▶ _PROBLEM STATEMENT_: Once the pictures are set aside, transcribe the remaining data exactly.

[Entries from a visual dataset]
^^^^^^^^^^^^^^^^

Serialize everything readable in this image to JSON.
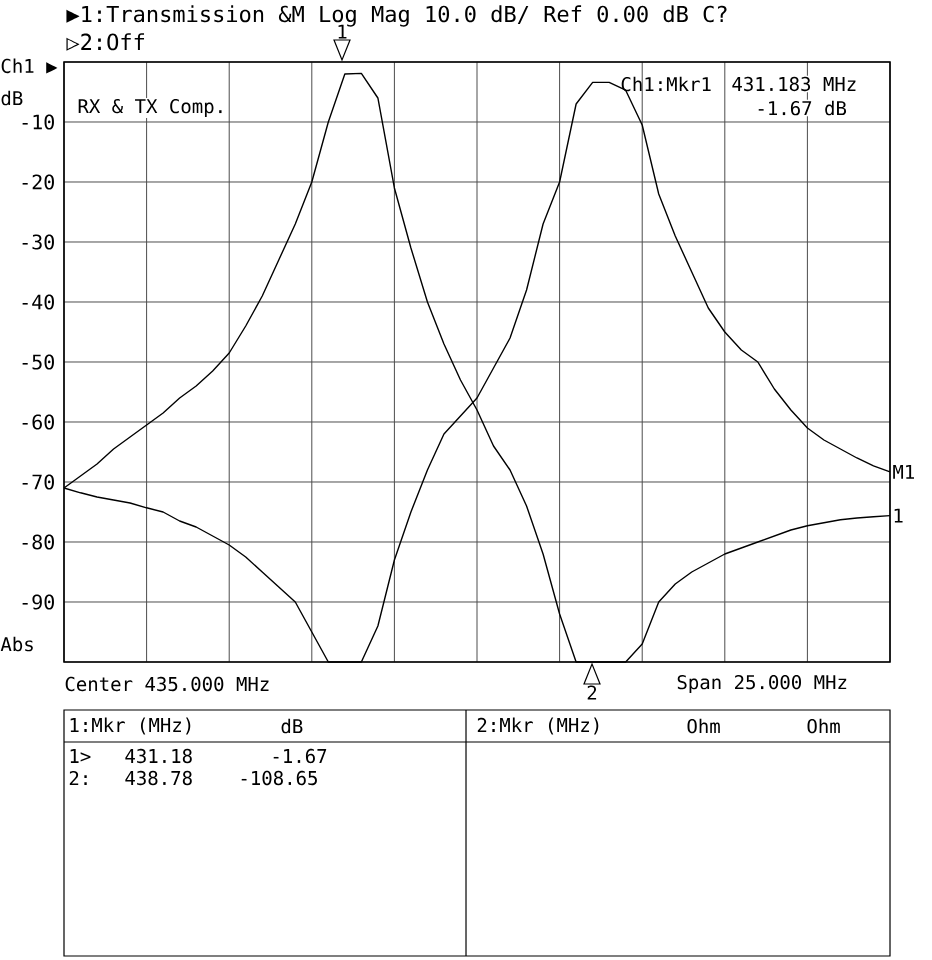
{
  "chart_data": {
    "type": "line",
    "title": "▶1:Transmission &M Log Mag 10.0 dB/ Ref 0.00 dB C?",
    "subtitle": "▷2:Off",
    "ylabel": "dB",
    "categories": [
      null,
      null,
      null,
      null,
      null,
      null,
      null,
      null,
      null,
      null,
      null,
      null,
      null,
      null,
      null,
      null,
      null,
      null,
      null,
      null,
      null,
      null,
      null,
      null,
      null,
      null,
      null,
      null,
      null,
      null,
      null,
      null,
      null,
      null,
      null,
      null,
      null,
      null,
      null,
      null,
      null,
      null,
      null,
      null,
      null,
      null,
      null,
      null,
      null,
      null,
      null
    ],
    "ylim": [
      -100,
      0
    ],
    "yticks": [
      {
        "value": 0,
        "label": null
      },
      -10,
      -20,
      -30,
      -40,
      -50,
      -60,
      -70,
      -80,
      -90,
      {
        "value": -100,
        "label": null
      }
    ],
    "tick_labels": "y",
    "grid": true,
    "marker": "none",
    "line_style": "solid",
    "series": [
      {
        "name": "1",
        "color": "#000000",
        "values": [
          -71,
          -69,
          -67,
          -64.5,
          -62.5,
          -60.5,
          -58.5,
          -56,
          -54,
          -51.5,
          -48.5,
          -44,
          -39,
          -33,
          -27,
          -20,
          -10,
          -2,
          -1.9,
          -6,
          -21,
          -31,
          -40,
          -47,
          -53,
          -58,
          -64,
          -68,
          -74,
          -82,
          -92,
          -100,
          -100,
          -100,
          -100,
          -97,
          -90,
          -87,
          -85,
          -83.5,
          -82,
          -81,
          -80,
          -79,
          -78,
          -77.3,
          -76.8,
          -76.3,
          -76,
          -75.8,
          -75.6
        ]
      },
      {
        "name": "M1",
        "color": "#000000",
        "values": [
          -71,
          -71.8,
          -72.5,
          -73,
          -73.5,
          -74.3,
          -75,
          -76.5,
          -77.5,
          -79,
          -80.5,
          -82.5,
          -85,
          -87.5,
          -90,
          -95,
          -100,
          -100,
          -100,
          -94,
          -83,
          -75,
          -68,
          -62,
          -59,
          -56,
          -51,
          -46,
          -38,
          -27,
          -20,
          -7,
          -3.4,
          -3.4,
          -4.7,
          -10.5,
          -22,
          -29,
          -35,
          -41,
          -45,
          -48,
          -50,
          -54.5,
          -58,
          -61,
          -63,
          -64.5,
          -66,
          -67.3,
          -68.3
        ]
      }
    ],
    "annotations": [
      "Ch1 ▶",
      "Abs",
      "RX & TX Comp.",
      "Ch1:Mkr1",
      "431.183 MHz",
      "-1.67 dB",
      "Center 435.000 MHz",
      "Span 25.000 MHz",
      "1:Mkr (MHz)",
      "dB",
      "2:Mkr (MHz)",
      "Ohm",
      "Ohm",
      "1>",
      "431.18",
      "-1.67",
      "2:",
      "438.78",
      "-108.65",
      "1",
      "2"
    ]
  }
}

^^^^^^^^^^^^^^^^

▶ _ANSWER TO THE EXERCISE_:
Serialize everything readable in this image to JSON.
{
  "chart_data": {
    "type": "line",
    "title": "▶1:Transmission &M Log Mag 10.0 dB/ Ref 0.00 dB C?",
    "subtitle": "▷2:Off",
    "ylabel": "dB",
    "categories": [
      null,
      null,
      null,
      null,
      null,
      null,
      null,
      null,
      null,
      null,
      null,
      null,
      null,
      null,
      null,
      null,
      null,
      null,
      null,
      null,
      null,
      null,
      null,
      null,
      null,
      null,
      null,
      null,
      null,
      null,
      null,
      null,
      null,
      null,
      null,
      null,
      null,
      null,
      null,
      null,
      null,
      null,
      null,
      null,
      null,
      null,
      null,
      null,
      null,
      null,
      null
    ],
    "ylim": [
      -100,
      0
    ],
    "yticks": [
      {
        "value": 0,
        "label": null
      },
      -10,
      -20,
      -30,
      -40,
      -50,
      -60,
      -70,
      -80,
      -90,
      {
        "value": -100,
        "label": null
      }
    ],
    "tick_labels": "y",
    "grid": true,
    "marker": "none",
    "line_style": "solid",
    "series": [
      {
        "name": "1",
        "color": "#000000",
        "values": [
          -71,
          -69,
          -67,
          -64.5,
          -62.5,
          -60.5,
          -58.5,
          -56,
          -54,
          -51.5,
          -48.5,
          -44,
          -39,
          -33,
          -27,
          -20,
          -10,
          -2,
          -1.9,
          -6,
          -21,
          -31,
          -40,
          -47,
          -53,
          -58,
          -64,
          -68,
          -74,
          -82,
          -92,
          -100,
          -100,
          -100,
          -100,
          -97,
          -90,
          -87,
          -85,
          -83.5,
          -82,
          -81,
          -80,
          -79,
          -78,
          -77.3,
          -76.8,
          -76.3,
          -76,
          -75.8,
          -75.6
        ]
      },
      {
        "name": "M1",
        "color": "#000000",
        "values": [
          -71,
          -71.8,
          -72.5,
          -73,
          -73.5,
          -74.3,
          -75,
          -76.5,
          -77.5,
          -79,
          -80.5,
          -82.5,
          -85,
          -87.5,
          -90,
          -95,
          -100,
          -100,
          -100,
          -94,
          -83,
          -75,
          -68,
          -62,
          -59,
          -56,
          -51,
          -46,
          -38,
          -27,
          -20,
          -7,
          -3.4,
          -3.4,
          -4.7,
          -10.5,
          -22,
          -29,
          -35,
          -41,
          -45,
          -48,
          -50,
          -54.5,
          -58,
          -61,
          -63,
          -64.5,
          -66,
          -67.3,
          -68.3
        ]
      }
    ],
    "annotations": [
      "Ch1 ▶",
      "Abs",
      "RX & TX Comp.",
      "Ch1:Mkr1",
      "431.183 MHz",
      "-1.67 dB",
      "Center 435.000 MHz",
      "Span 25.000 MHz",
      "1:Mkr (MHz)",
      "dB",
      "2:Mkr (MHz)",
      "Ohm",
      "Ohm",
      "1>",
      "431.18",
      "-1.67",
      "2:",
      "438.78",
      "-108.65",
      "1",
      "2"
    ]
  }
}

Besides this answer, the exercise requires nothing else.